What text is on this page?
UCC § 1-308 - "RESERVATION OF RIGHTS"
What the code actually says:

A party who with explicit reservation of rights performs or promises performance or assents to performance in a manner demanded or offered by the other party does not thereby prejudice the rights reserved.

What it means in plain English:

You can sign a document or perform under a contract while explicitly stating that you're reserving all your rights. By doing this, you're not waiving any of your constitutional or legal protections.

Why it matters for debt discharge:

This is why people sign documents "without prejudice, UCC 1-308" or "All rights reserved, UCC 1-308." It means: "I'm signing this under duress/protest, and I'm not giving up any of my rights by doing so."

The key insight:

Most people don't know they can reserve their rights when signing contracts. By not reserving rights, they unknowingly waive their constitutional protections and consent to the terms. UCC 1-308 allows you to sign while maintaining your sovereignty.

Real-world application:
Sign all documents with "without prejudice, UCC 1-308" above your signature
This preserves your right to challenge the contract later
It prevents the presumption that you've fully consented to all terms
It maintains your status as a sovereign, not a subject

> _Directions for this task_: All of the records must be retyped exactly as they are.

> _Solution to the exercise_:
What text is on this page?
UCC § 1-308 - "RESERVATION OF RIGHTS"
What the code actually says:

A party who with explicit reservation of rights performs or promises performance or assents to performance in a manner demanded or offered by the other party does not thereby prejudice the rights reserved.

What it means in plain English:

You can sign a document or perform under a contract while explicitly stating that you're reserving all your rights. By doing this, you're not waiving any of your constitutional or legal protections.

Why it matters for debt discharge:

This is why people sign documents "without prejudice, UCC 1-308" or "All rights reserved, UCC 1-308." It means: "I'm signing this under duress/protest, and I'm not giving up any of my rights by doing so."

The key insight:

Most people don't know they can reserve their rights when signing contracts. By not reserving rights, they unknowingly waive their constitutional protections and consent to the terms. UCC 1-308 allows you to sign while maintaining your sovereignty.

Real-world application:
Sign all documents with "without prejudice, UCC 1-308" above your signature
This preserves your right to challenge the contract later
It prevents the presumption that you've fully consented to all terms
It maintains your status as a sovereign, not a subject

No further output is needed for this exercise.